*EXERCISE*
Can you print the data exactly and leave out each image?

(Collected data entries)
════════════════════
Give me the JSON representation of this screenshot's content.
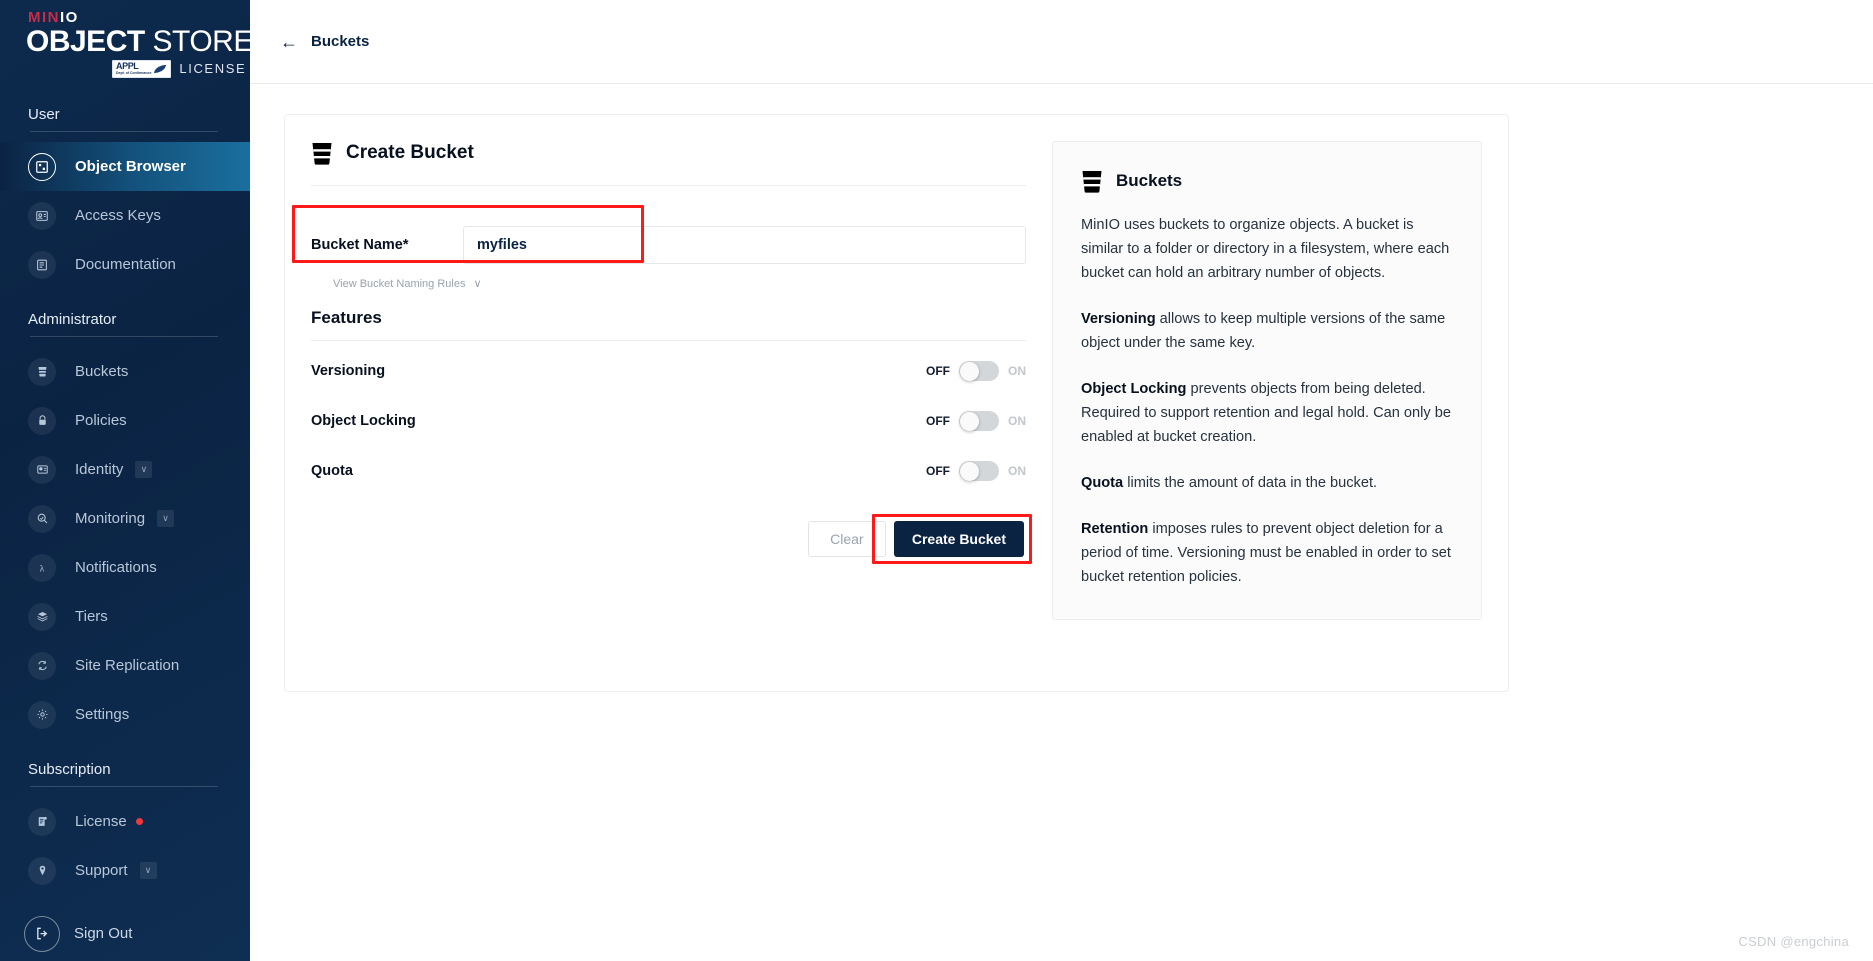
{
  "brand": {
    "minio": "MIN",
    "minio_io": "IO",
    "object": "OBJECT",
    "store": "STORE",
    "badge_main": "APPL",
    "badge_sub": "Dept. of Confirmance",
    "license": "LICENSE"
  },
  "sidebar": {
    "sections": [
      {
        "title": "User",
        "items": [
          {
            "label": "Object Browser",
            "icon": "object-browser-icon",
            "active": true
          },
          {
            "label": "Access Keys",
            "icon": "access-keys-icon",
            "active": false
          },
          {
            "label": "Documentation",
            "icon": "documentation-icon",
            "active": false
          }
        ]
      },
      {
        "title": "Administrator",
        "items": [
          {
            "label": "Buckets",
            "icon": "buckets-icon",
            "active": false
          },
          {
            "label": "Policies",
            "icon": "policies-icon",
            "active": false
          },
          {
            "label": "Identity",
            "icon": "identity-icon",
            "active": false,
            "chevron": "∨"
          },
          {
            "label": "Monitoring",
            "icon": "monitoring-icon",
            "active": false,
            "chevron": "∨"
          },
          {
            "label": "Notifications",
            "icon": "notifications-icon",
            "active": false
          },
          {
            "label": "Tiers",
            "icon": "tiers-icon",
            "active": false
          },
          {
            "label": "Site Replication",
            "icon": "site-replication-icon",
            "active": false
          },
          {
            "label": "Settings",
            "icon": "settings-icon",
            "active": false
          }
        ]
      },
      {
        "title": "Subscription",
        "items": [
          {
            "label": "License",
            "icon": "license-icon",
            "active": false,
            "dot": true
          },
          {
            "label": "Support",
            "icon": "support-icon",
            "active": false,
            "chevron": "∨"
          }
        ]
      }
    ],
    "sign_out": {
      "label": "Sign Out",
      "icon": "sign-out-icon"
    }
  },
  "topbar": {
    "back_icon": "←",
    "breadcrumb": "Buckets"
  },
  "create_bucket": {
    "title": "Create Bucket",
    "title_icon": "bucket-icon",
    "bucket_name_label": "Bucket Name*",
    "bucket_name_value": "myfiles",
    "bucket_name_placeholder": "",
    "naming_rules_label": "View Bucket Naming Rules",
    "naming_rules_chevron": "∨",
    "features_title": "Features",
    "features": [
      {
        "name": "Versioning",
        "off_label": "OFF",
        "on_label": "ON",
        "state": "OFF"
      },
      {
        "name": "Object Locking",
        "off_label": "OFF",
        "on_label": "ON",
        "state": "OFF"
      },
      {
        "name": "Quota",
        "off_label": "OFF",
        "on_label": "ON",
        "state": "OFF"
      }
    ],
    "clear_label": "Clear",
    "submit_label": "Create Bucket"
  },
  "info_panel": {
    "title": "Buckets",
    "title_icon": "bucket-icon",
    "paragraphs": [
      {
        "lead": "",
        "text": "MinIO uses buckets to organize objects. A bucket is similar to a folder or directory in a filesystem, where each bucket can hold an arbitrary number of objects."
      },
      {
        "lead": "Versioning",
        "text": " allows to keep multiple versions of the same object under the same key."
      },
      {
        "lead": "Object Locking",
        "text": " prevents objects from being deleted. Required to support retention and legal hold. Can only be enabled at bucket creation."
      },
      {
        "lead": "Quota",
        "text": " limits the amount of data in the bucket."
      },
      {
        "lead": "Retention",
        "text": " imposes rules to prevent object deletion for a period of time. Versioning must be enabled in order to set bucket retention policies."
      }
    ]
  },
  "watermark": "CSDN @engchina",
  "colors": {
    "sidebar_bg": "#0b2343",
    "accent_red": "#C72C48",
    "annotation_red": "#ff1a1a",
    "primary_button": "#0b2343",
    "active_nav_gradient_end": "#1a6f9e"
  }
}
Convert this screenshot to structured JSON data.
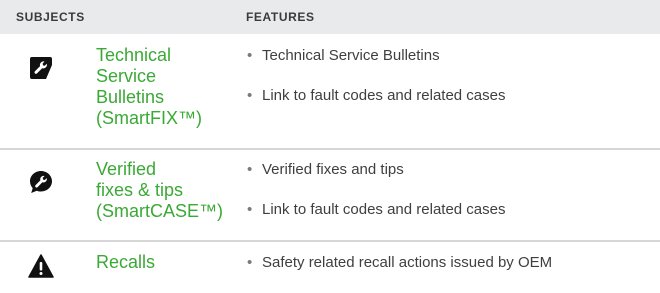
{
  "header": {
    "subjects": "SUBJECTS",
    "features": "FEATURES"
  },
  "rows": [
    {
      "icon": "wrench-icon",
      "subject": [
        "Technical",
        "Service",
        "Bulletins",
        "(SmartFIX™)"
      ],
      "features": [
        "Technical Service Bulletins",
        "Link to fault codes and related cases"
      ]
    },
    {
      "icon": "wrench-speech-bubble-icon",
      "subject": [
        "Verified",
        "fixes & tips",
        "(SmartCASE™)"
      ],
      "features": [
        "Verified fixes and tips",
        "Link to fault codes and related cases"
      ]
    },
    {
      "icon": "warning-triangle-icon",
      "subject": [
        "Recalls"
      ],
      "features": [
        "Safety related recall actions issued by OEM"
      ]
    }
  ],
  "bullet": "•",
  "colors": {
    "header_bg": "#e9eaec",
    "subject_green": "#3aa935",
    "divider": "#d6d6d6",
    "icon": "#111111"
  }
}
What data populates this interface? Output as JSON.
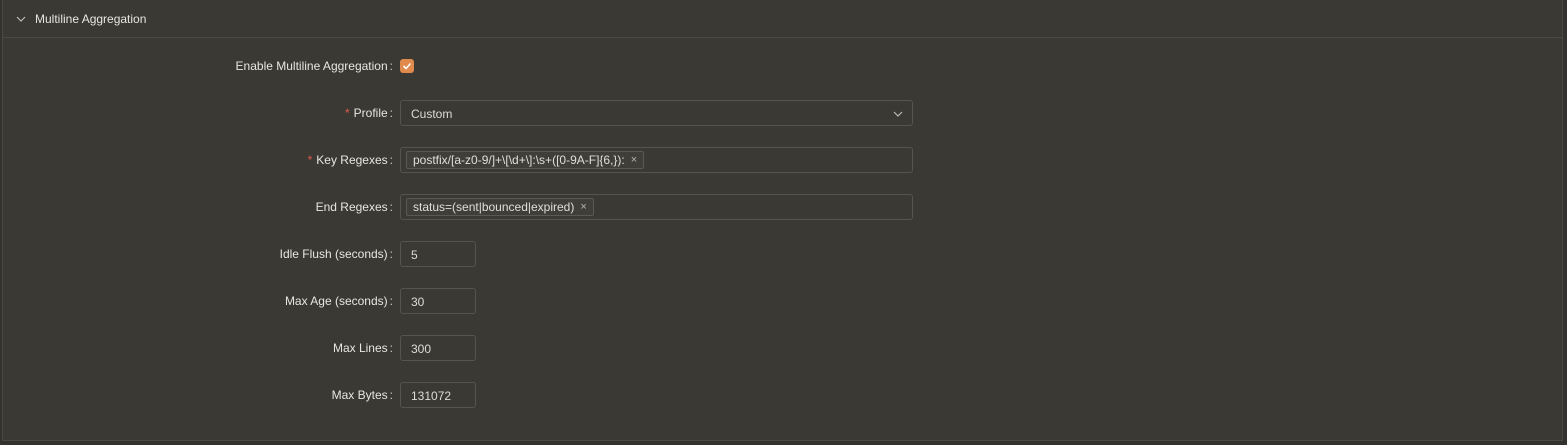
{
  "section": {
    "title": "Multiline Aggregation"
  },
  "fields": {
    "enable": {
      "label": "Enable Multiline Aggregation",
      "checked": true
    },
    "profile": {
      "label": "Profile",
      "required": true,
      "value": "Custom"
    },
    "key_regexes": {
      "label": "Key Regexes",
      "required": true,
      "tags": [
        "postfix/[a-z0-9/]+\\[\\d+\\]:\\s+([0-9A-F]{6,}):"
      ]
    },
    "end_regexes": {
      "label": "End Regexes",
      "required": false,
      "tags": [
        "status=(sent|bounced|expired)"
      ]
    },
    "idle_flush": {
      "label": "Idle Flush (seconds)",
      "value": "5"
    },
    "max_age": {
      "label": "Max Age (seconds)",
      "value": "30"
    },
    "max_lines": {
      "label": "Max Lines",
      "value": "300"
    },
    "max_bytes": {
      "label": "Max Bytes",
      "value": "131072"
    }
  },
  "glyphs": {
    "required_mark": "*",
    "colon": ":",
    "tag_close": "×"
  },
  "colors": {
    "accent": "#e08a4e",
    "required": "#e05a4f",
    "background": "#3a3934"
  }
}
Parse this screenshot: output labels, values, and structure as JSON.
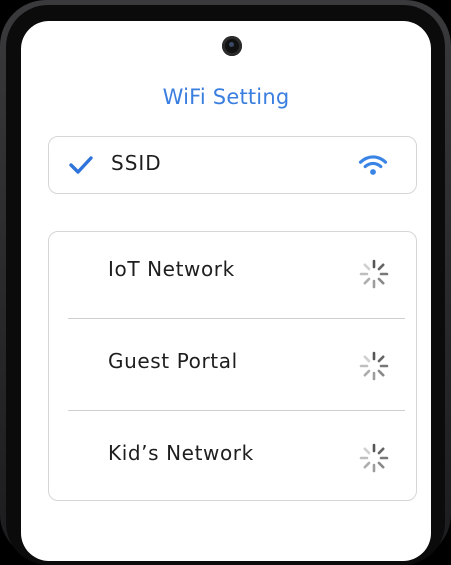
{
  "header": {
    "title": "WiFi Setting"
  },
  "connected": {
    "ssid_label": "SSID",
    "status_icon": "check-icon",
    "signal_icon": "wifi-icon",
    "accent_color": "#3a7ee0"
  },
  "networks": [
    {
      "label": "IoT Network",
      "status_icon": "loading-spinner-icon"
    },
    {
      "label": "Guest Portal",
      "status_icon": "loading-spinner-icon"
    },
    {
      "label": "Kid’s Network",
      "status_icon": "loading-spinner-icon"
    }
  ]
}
════════════════════
*ANSWER BELOW*
Give me the JSON representation of this screenshot's content.
{
  "brand": {
    "minio": "MIN",
    "minio_io": "IO",
    "object": "OBJECT",
    "store": "STORE",
    "badge_main": "APPL",
    "badge_sub": "Dept. of Confirmance",
    "license": "LICENSE"
  },
  "sidebar": {
    "sections": [
      {
        "title": "User",
        "items": [
          {
            "label": "Object Browser",
            "icon": "object-browser-icon",
            "active": true
          },
          {
            "label": "Access Keys",
            "icon": "access-keys-icon",
            "active": false
          },
          {
            "label": "Documentation",
            "icon": "documentation-icon",
            "active": false
          }
        ]
      },
      {
        "title": "Administrator",
        "items": [
          {
            "label": "Buckets",
            "icon": "buckets-icon",
            "active": false
          },
          {
            "label": "Policies",
            "icon": "policies-icon",
            "active": false
          },
          {
            "label": "Identity",
            "icon": "identity-icon",
            "active": false,
            "chevron": "∨"
          },
          {
            "label": "Monitoring",
            "icon": "monitoring-icon",
            "active": false,
            "chevron": "∨"
          },
          {
            "label": "Notifications",
            "icon": "notifications-icon",
            "active": false
          },
          {
            "label": "Tiers",
            "icon": "tiers-icon",
            "active": false
          },
          {
            "label": "Site Replication",
            "icon": "site-replication-icon",
            "active": false
          },
          {
            "label": "Settings",
            "icon": "settings-icon",
            "active": false
          }
        ]
      },
      {
        "title": "Subscription",
        "items": [
          {
            "label": "License",
            "icon": "license-icon",
            "active": false,
            "dot": true
          },
          {
            "label": "Support",
            "icon": "support-icon",
            "active": false,
            "chevron": "∨"
          }
        ]
      }
    ],
    "sign_out": {
      "label": "Sign Out",
      "icon": "sign-out-icon"
    }
  },
  "topbar": {
    "back_icon": "←",
    "breadcrumb": "Buckets"
  },
  "create_bucket": {
    "title": "Create Bucket",
    "title_icon": "bucket-icon",
    "bucket_name_label": "Bucket Name*",
    "bucket_name_value": "myfiles",
    "bucket_name_placeholder": "",
    "naming_rules_label": "View Bucket Naming Rules",
    "naming_rules_chevron": "∨",
    "features_title": "Features",
    "features": [
      {
        "name": "Versioning",
        "off_label": "OFF",
        "on_label": "ON",
        "state": "OFF"
      },
      {
        "name": "Object Locking",
        "off_label": "OFF",
        "on_label": "ON",
        "state": "OFF"
      },
      {
        "name": "Quota",
        "off_label": "OFF",
        "on_label": "ON",
        "state": "OFF"
      }
    ],
    "clear_label": "Clear",
    "submit_label": "Create Bucket"
  },
  "info_panel": {
    "title": "Buckets",
    "title_icon": "bucket-icon",
    "paragraphs": [
      {
        "lead": "",
        "text": "MinIO uses buckets to organize objects. A bucket is similar to a folder or directory in a filesystem, where each bucket can hold an arbitrary number of objects."
      },
      {
        "lead": "Versioning",
        "text": " allows to keep multiple versions of the same object under the same key."
      },
      {
        "lead": "Object Locking",
        "text": " prevents objects from being deleted. Required to support retention and legal hold. Can only be enabled at bucket creation."
      },
      {
        "lead": "Quota",
        "text": " limits the amount of data in the bucket."
      },
      {
        "lead": "Retention",
        "text": " imposes rules to prevent object deletion for a period of time. Versioning must be enabled in order to set bucket retention policies."
      }
    ]
  },
  "watermark": "CSDN @engchina",
  "colors": {
    "sidebar_bg": "#0b2343",
    "accent_red": "#C72C48",
    "annotation_red": "#ff1a1a",
    "primary_button": "#0b2343",
    "active_nav_gradient_end": "#1a6f9e"
  }
}
Convert this screenshot to structured JSON data.
{
  "header": {
    "subjects": "SUBJECTS",
    "features": "FEATURES"
  },
  "rows": [
    {
      "icon": "wrench-icon",
      "subject": [
        "Technical",
        "Service",
        "Bulletins",
        "(SmartFIX™)"
      ],
      "features": [
        "Technical Service Bulletins",
        "Link to fault codes and related cases"
      ]
    },
    {
      "icon": "wrench-speech-bubble-icon",
      "subject": [
        "Verified",
        "fixes & tips",
        "(SmartCASE™)"
      ],
      "features": [
        "Verified fixes and tips",
        "Link to fault codes and related cases"
      ]
    },
    {
      "icon": "warning-triangle-icon",
      "subject": [
        "Recalls"
      ],
      "features": [
        "Safety related recall actions issued by OEM"
      ]
    }
  ],
  "bullet": "•",
  "colors": {
    "header_bg": "#e9eaec",
    "subject_green": "#3aa935",
    "divider": "#d6d6d6",
    "icon": "#111111"
  }
}
What data populates this interface? Output as JSON.
{
  "section": {
    "title": "Multiline Aggregation"
  },
  "fields": {
    "enable": {
      "label": "Enable Multiline Aggregation",
      "checked": true
    },
    "profile": {
      "label": "Profile",
      "required": true,
      "value": "Custom"
    },
    "key_regexes": {
      "label": "Key Regexes",
      "required": true,
      "tags": [
        "postfix/[a-z0-9/]+\\[\\d+\\]:\\s+([0-9A-F]{6,}):"
      ]
    },
    "end_regexes": {
      "label": "End Regexes",
      "required": false,
      "tags": [
        "status=(sent|bounced|expired)"
      ]
    },
    "idle_flush": {
      "label": "Idle Flush (seconds)",
      "value": "5"
    },
    "max_age": {
      "label": "Max Age (seconds)",
      "value": "30"
    },
    "max_lines": {
      "label": "Max Lines",
      "value": "300"
    },
    "max_bytes": {
      "label": "Max Bytes",
      "value": "131072"
    }
  },
  "glyphs": {
    "required_mark": "*",
    "colon": ":",
    "tag_close": "×"
  },
  "colors": {
    "accent": "#e08a4e",
    "required": "#e05a4f",
    "background": "#3a3934"
  }
}
Parse this screenshot: output labels, values, and structure as JSON.
{
  "header": {
    "title": "WiFi Setting"
  },
  "connected": {
    "ssid_label": "SSID",
    "status_icon": "check-icon",
    "signal_icon": "wifi-icon",
    "accent_color": "#3a7ee0"
  },
  "networks": [
    {
      "label": "IoT Network",
      "status_icon": "loading-spinner-icon"
    },
    {
      "label": "Guest Portal",
      "status_icon": "loading-spinner-icon"
    },
    {
      "label": "Kid’s Network",
      "status_icon": "loading-spinner-icon"
    }
  ]
}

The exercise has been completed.